— begin Input data —

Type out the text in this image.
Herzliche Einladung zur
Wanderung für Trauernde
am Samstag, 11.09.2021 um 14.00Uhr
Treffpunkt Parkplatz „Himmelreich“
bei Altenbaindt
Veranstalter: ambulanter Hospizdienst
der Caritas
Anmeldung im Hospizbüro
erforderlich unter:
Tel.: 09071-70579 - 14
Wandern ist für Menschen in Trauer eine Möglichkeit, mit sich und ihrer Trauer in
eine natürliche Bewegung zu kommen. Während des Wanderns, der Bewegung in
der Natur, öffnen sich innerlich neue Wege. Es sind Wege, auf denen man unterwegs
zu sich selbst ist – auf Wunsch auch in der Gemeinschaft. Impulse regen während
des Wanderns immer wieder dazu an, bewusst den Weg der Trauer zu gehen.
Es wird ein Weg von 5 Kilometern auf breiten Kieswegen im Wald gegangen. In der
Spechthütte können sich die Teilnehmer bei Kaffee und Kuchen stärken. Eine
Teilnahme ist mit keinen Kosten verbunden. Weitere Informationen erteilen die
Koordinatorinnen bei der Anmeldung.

— end Input data —

**Written request**
Each line in the material above must be retyped without alteration.

**Exercise output**
Type out the text in this image.
Herzliche Einladung zur
Wanderung für Trauernde
am Samstag, 11.09.2021 um 14.00Uhr
Treffpunkt Parkplatz „Himmelreich“
bei Altenbaindt
Veranstalter: ambulanter Hospizdienst
der Caritas
Anmeldung im Hospizbüro
erforderlich unter:
Tel.: 09071-70579 - 14
Wandern ist für Menschen in Trauer eine Möglichkeit, mit sich und ihrer Trauer in
eine natürliche Bewegung zu kommen. Während des Wanderns, der Bewegung in
der Natur, öffnen sich innerlich neue Wege. Es sind Wege, auf denen man unterwegs
zu sich selbst ist – auf Wunsch auch in der Gemeinschaft. Impulse regen während
des Wanderns immer wieder dazu an, bewusst den Weg der Trauer zu gehen.
Es wird ein Weg von 5 Kilometern auf breiten Kieswegen im Wald gegangen. In der
Spechthütte können sich die Teilnehmer bei Kaffee und Kuchen stärken. Eine
Teilnahme ist mit keinen Kosten verbunden. Weitere Informationen erteilen die
Koordinatorinnen bei der Anmeldung.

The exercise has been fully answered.